Every line of the data must be copied exactly.

— start of Extracted entries —

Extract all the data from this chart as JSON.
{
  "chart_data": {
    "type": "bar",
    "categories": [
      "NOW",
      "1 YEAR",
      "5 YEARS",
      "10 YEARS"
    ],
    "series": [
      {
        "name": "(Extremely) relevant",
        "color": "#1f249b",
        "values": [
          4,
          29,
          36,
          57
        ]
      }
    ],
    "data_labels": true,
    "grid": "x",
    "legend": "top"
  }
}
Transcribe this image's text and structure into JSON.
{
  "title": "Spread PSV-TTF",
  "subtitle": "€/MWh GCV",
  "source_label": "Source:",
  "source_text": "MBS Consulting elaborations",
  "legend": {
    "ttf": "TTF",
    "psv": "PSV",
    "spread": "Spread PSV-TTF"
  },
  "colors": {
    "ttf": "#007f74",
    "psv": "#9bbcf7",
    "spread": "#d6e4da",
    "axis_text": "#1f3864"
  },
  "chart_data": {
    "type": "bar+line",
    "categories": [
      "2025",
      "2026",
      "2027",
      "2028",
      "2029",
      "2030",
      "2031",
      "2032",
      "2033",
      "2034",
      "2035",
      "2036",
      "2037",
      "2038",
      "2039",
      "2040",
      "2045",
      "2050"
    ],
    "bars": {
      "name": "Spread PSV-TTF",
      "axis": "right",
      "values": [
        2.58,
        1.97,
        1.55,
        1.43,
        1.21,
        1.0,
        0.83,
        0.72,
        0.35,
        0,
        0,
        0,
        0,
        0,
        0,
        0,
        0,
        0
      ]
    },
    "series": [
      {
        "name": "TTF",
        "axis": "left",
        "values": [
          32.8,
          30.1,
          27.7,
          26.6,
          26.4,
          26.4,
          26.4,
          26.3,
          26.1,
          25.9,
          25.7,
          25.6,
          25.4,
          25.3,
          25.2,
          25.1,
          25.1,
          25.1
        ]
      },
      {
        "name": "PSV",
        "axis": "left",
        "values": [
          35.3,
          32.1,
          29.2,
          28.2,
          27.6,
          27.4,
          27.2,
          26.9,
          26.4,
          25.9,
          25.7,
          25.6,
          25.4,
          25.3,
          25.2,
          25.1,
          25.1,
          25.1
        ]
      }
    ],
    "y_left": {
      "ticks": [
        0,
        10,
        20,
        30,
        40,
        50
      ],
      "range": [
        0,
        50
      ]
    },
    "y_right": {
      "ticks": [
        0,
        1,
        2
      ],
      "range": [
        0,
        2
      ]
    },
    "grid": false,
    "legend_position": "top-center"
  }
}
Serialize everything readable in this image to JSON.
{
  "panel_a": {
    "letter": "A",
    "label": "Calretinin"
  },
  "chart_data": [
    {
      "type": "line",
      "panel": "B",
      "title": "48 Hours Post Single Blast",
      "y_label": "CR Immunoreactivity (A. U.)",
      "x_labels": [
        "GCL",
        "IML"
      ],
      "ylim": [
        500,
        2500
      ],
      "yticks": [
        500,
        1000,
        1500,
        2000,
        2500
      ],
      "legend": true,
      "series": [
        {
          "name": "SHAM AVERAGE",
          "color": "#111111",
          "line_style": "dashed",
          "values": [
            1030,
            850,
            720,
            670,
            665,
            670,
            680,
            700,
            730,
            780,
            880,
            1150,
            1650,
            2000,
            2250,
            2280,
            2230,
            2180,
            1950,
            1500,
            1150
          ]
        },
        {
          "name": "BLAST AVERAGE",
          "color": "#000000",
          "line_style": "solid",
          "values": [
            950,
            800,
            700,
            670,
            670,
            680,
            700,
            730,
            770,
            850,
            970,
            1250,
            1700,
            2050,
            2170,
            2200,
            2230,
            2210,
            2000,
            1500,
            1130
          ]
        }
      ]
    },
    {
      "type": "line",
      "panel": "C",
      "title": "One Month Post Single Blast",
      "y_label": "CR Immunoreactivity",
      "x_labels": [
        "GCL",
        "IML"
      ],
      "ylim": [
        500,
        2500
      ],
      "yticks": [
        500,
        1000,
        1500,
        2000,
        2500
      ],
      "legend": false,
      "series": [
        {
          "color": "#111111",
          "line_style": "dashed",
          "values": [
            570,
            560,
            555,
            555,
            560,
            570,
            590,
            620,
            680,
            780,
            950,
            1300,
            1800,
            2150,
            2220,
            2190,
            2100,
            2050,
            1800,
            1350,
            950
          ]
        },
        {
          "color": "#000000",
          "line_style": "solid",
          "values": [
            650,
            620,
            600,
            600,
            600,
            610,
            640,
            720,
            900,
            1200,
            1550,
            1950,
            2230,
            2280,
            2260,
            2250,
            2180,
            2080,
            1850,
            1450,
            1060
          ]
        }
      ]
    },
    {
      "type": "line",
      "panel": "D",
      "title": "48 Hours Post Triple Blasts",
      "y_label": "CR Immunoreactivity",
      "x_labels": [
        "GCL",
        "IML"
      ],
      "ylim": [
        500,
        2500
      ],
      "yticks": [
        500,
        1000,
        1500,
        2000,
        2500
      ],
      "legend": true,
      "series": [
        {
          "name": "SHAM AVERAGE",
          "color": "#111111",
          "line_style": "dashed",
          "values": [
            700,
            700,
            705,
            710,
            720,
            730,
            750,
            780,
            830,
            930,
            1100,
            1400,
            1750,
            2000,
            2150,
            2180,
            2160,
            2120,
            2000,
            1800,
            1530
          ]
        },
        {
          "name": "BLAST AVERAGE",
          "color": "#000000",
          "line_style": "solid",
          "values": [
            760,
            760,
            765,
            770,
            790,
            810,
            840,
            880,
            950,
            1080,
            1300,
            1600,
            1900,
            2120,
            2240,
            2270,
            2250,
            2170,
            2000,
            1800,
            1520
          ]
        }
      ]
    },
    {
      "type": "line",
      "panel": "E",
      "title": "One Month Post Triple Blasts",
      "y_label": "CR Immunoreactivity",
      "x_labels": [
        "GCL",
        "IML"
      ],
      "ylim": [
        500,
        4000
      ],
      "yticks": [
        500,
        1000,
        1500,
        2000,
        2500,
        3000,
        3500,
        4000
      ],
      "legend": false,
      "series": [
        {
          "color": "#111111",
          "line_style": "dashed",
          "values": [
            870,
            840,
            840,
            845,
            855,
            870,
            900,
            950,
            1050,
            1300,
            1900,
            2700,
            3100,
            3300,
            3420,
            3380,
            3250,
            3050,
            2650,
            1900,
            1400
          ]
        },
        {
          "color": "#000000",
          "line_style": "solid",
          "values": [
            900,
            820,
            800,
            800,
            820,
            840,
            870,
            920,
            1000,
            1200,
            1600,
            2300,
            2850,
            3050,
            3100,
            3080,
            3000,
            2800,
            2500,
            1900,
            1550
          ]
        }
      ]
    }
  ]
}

— end of Extracted entries —

The response
Extract all the data from this chart as JSON.
{
  "chart_data": {
    "type": "bar",
    "categories": [
      "NOW",
      "1 YEAR",
      "5 YEARS",
      "10 YEARS"
    ],
    "series": [
      {
        "name": "(Extremely) relevant",
        "color": "#1f249b",
        "values": [
          4,
          29,
          36,
          57
        ]
      }
    ],
    "data_labels": true,
    "grid": "x",
    "legend": "top"
  }
}
Transcribe this image's text and structure into JSON.
{
  "title": "Spread PSV-TTF",
  "subtitle": "€/MWh GCV",
  "source_label": "Source:",
  "source_text": "MBS Consulting elaborations",
  "legend": {
    "ttf": "TTF",
    "psv": "PSV",
    "spread": "Spread PSV-TTF"
  },
  "colors": {
    "ttf": "#007f74",
    "psv": "#9bbcf7",
    "spread": "#d6e4da",
    "axis_text": "#1f3864"
  },
  "chart_data": {
    "type": "bar+line",
    "categories": [
      "2025",
      "2026",
      "2027",
      "2028",
      "2029",
      "2030",
      "2031",
      "2032",
      "2033",
      "2034",
      "2035",
      "2036",
      "2037",
      "2038",
      "2039",
      "2040",
      "2045",
      "2050"
    ],
    "bars": {
      "name": "Spread PSV-TTF",
      "axis": "right",
      "values": [
        2.58,
        1.97,
        1.55,
        1.43,
        1.21,
        1.0,
        0.83,
        0.72,
        0.35,
        0,
        0,
        0,
        0,
        0,
        0,
        0,
        0,
        0
      ]
    },
    "series": [
      {
        "name": "TTF",
        "axis": "left",
        "values": [
          32.8,
          30.1,
          27.7,
          26.6,
          26.4,
          26.4,
          26.4,
          26.3,
          26.1,
          25.9,
          25.7,
          25.6,
          25.4,
          25.3,
          25.2,
          25.1,
          25.1,
          25.1
        ]
      },
      {
        "name": "PSV",
        "axis": "left",
        "values": [
          35.3,
          32.1,
          29.2,
          28.2,
          27.6,
          27.4,
          27.2,
          26.9,
          26.4,
          25.9,
          25.7,
          25.6,
          25.4,
          25.3,
          25.2,
          25.1,
          25.1,
          25.1
        ]
      }
    ],
    "y_left": {
      "ticks": [
        0,
        10,
        20,
        30,
        40,
        50
      ],
      "range": [
        0,
        50
      ]
    },
    "y_right": {
      "ticks": [
        0,
        1,
        2
      ],
      "range": [
        0,
        2
      ]
    },
    "grid": false,
    "legend_position": "top-center"
  }
}
Serialize everything readable in this image to JSON.
{
  "panel_a": {
    "letter": "A",
    "label": "Calretinin"
  },
  "chart_data": [
    {
      "type": "line",
      "panel": "B",
      "title": "48 Hours Post Single Blast",
      "y_label": "CR Immunoreactivity (A. U.)",
      "x_labels": [
        "GCL",
        "IML"
      ],
      "ylim": [
        500,
        2500
      ],
      "yticks": [
        500,
        1000,
        1500,
        2000,
        2500
      ],
      "legend": true,
      "series": [
        {
          "name": "SHAM AVERAGE",
          "color": "#111111",
          "line_style": "dashed",
          "values": [
            1030,
            850,
            720,
            670,
            665,
            670,
            680,
            700,
            730,
            780,
            880,
            1150,
            1650,
            2000,
            2250,
            2280,
            2230,
            2180,
            1950,
            1500,
            1150
          ]
        },
        {
          "name": "BLAST AVERAGE",
          "color": "#000000",
          "line_style": "solid",
          "values": [
            950,
            800,
            700,
            670,
            670,
            680,
            700,
            730,
            770,
            850,
            970,
            1250,
            1700,
            2050,
            2170,
            2200,
            2230,
            2210,
            2000,
            1500,
            1130
          ]
        }
      ]
    },
    {
      "type": "line",
      "panel": "C",
      "title": "One Month Post Single Blast",
      "y_label": "CR Immunoreactivity",
      "x_labels": [
        "GCL",
        "IML"
      ],
      "ylim": [
        500,
        2500
      ],
      "yticks": [
        500,
        1000,
        1500,
        2000,
        2500
      ],
      "legend": false,
      "series": [
        {
          "color": "#111111",
          "line_style": "dashed",
          "values": [
            570,
            560,
            555,
            555,
            560,
            570,
            590,
            620,
            680,
            780,
            950,
            1300,
            1800,
            2150,
            2220,
            2190,
            2100,
            2050,
            1800,
            1350,
            950
          ]
        },
        {
          "color": "#000000",
          "line_style": "solid",
          "values": [
            650,
            620,
            600,
            600,
            600,
            610,
            640,
            720,
            900,
            1200,
            1550,
            1950,
            2230,
            2280,
            2260,
            2250,
            2180,
            2080,
            1850,
            1450,
            1060
          ]
        }
      ]
    },
    {
      "type": "line",
      "panel": "D",
      "title": "48 Hours Post Triple Blasts",
      "y_label": "CR Immunoreactivity",
      "x_labels": [
        "GCL",
        "IML"
      ],
      "ylim": [
        500,
        2500
      ],
      "yticks": [
        500,
        1000,
        1500,
        2000,
        2500
      ],
      "legend": true,
      "series": [
        {
          "name": "SHAM AVERAGE",
          "color": "#111111",
          "line_style": "dashed",
          "values": [
            700,
            700,
            705,
            710,
            720,
            730,
            750,
            780,
            830,
            930,
            1100,
            1400,
            1750,
            2000,
            2150,
            2180,
            2160,
            2120,
            2000,
            1800,
            1530
          ]
        },
        {
          "name": "BLAST AVERAGE",
          "color": "#000000",
          "line_style": "solid",
          "values": [
            760,
            760,
            765,
            770,
            790,
            810,
            840,
            880,
            950,
            1080,
            1300,
            1600,
            1900,
            2120,
            2240,
            2270,
            2250,
            2170,
            2000,
            1800,
            1520
          ]
        }
      ]
    },
    {
      "type": "line",
      "panel": "E",
      "title": "One Month Post Triple Blasts",
      "y_label": "CR Immunoreactivity",
      "x_labels": [
        "GCL",
        "IML"
      ],
      "ylim": [
        500,
        4000
      ],
      "yticks": [
        500,
        1000,
        1500,
        2000,
        2500,
        3000,
        3500,
        4000
      ],
      "legend": false,
      "series": [
        {
          "color": "#111111",
          "line_style": "dashed",
          "values": [
            870,
            840,
            840,
            845,
            855,
            870,
            900,
            950,
            1050,
            1300,
            1900,
            2700,
            3100,
            3300,
            3420,
            3380,
            3250,
            3050,
            2650,
            1900,
            1400
          ]
        },
        {
          "color": "#000000",
          "line_style": "solid",
          "values": [
            900,
            820,
            800,
            800,
            820,
            840,
            870,
            920,
            1000,
            1200,
            1600,
            2300,
            2850,
            3050,
            3100,
            3080,
            3000,
            2800,
            2500,
            1900,
            1550
          ]
        }
      ]
    }
  ]
}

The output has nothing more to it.